**** INFORMATION SUPPLIED ****
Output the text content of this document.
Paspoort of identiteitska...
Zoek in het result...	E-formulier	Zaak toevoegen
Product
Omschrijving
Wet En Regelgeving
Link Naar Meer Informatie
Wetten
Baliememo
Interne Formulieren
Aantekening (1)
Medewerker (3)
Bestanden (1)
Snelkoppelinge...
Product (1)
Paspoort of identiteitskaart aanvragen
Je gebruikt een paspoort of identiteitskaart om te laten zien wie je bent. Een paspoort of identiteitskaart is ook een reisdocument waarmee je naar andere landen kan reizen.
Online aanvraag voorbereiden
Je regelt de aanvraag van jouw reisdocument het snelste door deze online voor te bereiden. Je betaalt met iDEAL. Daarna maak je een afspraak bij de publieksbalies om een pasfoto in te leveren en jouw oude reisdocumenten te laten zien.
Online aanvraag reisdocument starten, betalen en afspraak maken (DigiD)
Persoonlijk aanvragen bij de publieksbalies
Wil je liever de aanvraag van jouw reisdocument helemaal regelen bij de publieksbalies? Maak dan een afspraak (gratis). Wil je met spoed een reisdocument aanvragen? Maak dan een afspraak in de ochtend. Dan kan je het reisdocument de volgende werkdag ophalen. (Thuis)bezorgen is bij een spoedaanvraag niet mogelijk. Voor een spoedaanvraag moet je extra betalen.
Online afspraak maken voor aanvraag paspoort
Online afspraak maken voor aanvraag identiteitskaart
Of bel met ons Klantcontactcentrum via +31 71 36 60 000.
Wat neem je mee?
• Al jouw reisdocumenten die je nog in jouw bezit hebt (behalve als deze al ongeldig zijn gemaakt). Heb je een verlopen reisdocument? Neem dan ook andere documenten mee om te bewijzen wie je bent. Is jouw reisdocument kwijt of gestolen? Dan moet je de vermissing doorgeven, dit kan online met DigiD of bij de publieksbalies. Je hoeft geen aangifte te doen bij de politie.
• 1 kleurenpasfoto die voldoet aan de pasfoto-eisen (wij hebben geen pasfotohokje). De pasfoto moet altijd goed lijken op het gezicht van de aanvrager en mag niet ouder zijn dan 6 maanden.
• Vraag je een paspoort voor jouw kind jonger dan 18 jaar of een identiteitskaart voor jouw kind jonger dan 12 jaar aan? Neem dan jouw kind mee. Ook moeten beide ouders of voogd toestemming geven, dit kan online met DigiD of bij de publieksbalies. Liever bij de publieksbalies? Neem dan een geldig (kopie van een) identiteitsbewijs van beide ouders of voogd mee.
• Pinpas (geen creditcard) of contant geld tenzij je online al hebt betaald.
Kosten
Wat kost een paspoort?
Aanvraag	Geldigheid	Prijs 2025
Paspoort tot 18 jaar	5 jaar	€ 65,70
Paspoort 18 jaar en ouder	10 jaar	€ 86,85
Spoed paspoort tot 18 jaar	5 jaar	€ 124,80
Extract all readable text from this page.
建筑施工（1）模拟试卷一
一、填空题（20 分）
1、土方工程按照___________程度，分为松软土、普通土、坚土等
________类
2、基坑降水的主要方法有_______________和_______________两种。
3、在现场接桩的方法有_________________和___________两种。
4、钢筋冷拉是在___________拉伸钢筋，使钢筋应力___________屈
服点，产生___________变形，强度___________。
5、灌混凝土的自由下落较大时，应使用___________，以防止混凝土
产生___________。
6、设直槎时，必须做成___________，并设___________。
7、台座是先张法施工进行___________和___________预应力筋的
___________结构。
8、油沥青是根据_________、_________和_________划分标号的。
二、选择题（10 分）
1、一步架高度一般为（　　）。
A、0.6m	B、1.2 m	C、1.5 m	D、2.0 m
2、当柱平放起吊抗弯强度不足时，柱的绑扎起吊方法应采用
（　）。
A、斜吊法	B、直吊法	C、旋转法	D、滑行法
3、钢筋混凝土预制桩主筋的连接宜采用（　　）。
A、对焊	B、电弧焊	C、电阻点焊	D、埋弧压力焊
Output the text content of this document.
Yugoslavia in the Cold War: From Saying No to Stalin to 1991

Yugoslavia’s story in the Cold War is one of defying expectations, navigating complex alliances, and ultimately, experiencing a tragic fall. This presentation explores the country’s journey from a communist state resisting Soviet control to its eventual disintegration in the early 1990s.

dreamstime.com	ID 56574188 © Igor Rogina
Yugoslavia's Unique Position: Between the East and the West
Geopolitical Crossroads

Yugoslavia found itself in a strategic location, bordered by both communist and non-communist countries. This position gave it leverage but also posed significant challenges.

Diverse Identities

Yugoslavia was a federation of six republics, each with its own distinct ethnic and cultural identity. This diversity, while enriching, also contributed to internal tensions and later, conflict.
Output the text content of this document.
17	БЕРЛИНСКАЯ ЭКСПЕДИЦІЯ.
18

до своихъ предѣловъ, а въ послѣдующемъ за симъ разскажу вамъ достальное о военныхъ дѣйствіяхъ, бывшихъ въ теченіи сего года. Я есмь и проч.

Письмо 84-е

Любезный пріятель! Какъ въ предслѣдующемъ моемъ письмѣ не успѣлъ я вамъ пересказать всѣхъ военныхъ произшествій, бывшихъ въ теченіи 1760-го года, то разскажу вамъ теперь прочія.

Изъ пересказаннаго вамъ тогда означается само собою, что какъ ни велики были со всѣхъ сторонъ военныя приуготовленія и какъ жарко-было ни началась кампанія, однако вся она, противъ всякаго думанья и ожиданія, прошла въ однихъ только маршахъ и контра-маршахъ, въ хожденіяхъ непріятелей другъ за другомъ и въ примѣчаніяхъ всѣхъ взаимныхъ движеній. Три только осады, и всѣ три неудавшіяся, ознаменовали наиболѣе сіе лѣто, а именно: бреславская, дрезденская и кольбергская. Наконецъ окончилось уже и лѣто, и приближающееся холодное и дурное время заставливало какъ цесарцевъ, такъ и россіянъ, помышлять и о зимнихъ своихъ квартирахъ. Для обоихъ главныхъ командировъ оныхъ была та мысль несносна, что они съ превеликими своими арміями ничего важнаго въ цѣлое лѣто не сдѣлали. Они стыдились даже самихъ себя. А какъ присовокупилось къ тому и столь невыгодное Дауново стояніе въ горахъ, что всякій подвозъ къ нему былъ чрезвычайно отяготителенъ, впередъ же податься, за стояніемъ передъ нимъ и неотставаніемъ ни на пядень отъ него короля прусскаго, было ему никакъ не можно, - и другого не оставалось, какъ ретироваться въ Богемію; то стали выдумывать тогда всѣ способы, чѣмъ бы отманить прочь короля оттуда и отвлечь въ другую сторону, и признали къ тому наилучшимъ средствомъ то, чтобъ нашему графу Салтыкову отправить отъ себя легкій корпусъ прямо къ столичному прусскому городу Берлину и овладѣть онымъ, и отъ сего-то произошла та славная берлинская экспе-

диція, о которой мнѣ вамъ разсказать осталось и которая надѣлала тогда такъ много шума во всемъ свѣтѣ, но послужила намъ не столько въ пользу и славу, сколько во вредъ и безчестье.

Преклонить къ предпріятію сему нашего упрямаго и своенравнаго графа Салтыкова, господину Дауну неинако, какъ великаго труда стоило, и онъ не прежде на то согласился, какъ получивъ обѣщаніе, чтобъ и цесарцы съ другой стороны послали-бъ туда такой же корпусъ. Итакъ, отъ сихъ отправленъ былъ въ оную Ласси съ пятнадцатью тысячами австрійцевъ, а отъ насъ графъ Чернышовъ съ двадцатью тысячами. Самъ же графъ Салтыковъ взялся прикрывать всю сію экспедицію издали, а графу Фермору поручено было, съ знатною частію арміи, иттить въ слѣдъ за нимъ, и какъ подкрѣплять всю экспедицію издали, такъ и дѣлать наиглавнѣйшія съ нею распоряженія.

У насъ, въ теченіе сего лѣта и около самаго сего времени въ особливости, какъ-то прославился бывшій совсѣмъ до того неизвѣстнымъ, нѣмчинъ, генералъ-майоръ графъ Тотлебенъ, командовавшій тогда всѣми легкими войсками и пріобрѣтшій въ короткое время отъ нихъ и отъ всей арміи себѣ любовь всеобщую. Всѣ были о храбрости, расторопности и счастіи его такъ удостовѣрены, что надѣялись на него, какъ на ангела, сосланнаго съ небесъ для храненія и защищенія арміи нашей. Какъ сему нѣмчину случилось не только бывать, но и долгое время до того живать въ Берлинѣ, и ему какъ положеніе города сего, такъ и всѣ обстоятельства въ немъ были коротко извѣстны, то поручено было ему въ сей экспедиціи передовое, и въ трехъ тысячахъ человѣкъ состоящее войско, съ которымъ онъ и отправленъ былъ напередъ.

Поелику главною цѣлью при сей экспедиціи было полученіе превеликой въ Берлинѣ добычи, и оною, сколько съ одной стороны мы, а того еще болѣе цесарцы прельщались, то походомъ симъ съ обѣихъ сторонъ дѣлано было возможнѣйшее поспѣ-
****
## EXERCISE DESCRIPTION
Pick out each line above that includes "симъ" and show it.

## RESULT OF THIS TASK
до своихъ предѣловъ, а въ послѣдующемъ за симъ разскажу вамъ достальное о военныхъ дѣйствіяхъ, бывшихъ въ теченіи сего года. Я есмь и проч.
Поелику главною цѣлью при сей экспедиціи было полученіе превеликой въ Берлинѣ добычи, и оною, сколько съ одной стороны мы, а того еще болѣе цесарцы прельщались, то походомъ симъ съ обѣихъ сторонъ дѣлано было возможнѣйшее поспѣ-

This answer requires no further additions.